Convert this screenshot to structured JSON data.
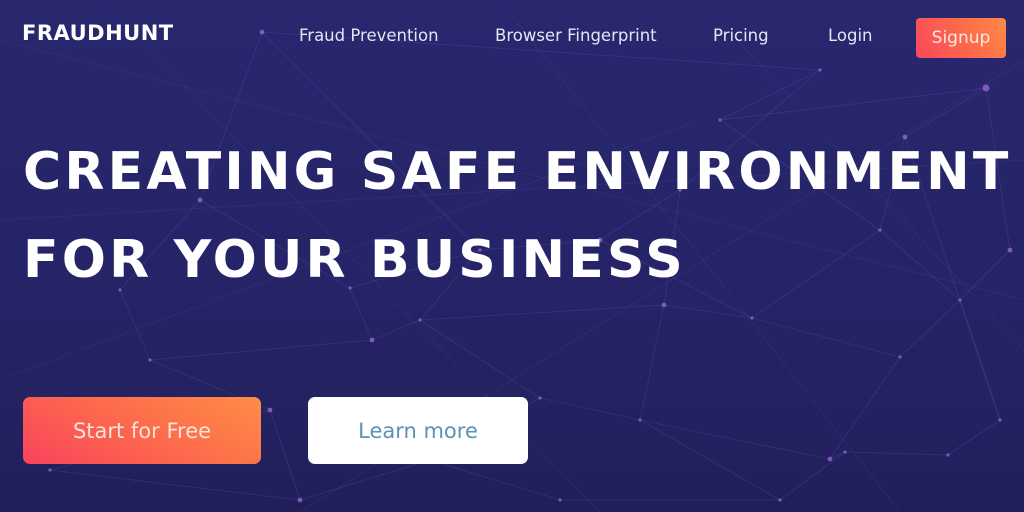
{
  "brand": {
    "name": "FRAUDHUNT"
  },
  "nav": {
    "links": [
      {
        "label": "Fraud Prevention"
      },
      {
        "label": "Browser Fingerprint"
      },
      {
        "label": "Pricing"
      },
      {
        "label": "Login"
      }
    ],
    "signup_label": "Signup"
  },
  "hero": {
    "title_line1": "CREATING SAFE ENVIRONMENT",
    "title_line2": "FOR YOUR BUSINESS",
    "primary_cta": "Start for Free",
    "secondary_cta": "Learn more"
  },
  "colors": {
    "background": "#27256b",
    "accent_start": "#f9435d",
    "accent_end": "#fe8d46",
    "secondary_text": "#5a93b5"
  }
}
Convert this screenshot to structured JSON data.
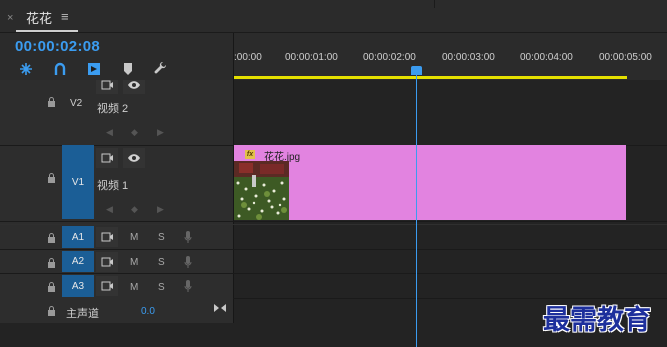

+ + + +

_Work to be completed_
Print out the whole of the material word for word, without pictures.

_Right answer_
Convert this screenshot to structured JSON data.
{
  "brand": {
    "name": "FRAUDHUNT"
  },
  "nav": {
    "links": [
      {
        "label": "Fraud Prevention"
      },
      {
        "label": "Browser Fingerprint"
      },
      {
        "label": "Pricing"
      },
      {
        "label": "Login"
      }
    ],
    "signup_label": "Signup"
  },
  "hero": {
    "title_line1": "CREATING SAFE ENVIRONMENT",
    "title_line2": "FOR YOUR BUSINESS",
    "primary_cta": "Start for Free",
    "secondary_cta": "Learn more"
  },
  "colors": {
    "background": "#27256b",
    "accent_start": "#f9435d",
    "accent_end": "#fe8d46",
    "secondary_text": "#5a93b5"
  }
}
Convert this screenshot to structured JSON data.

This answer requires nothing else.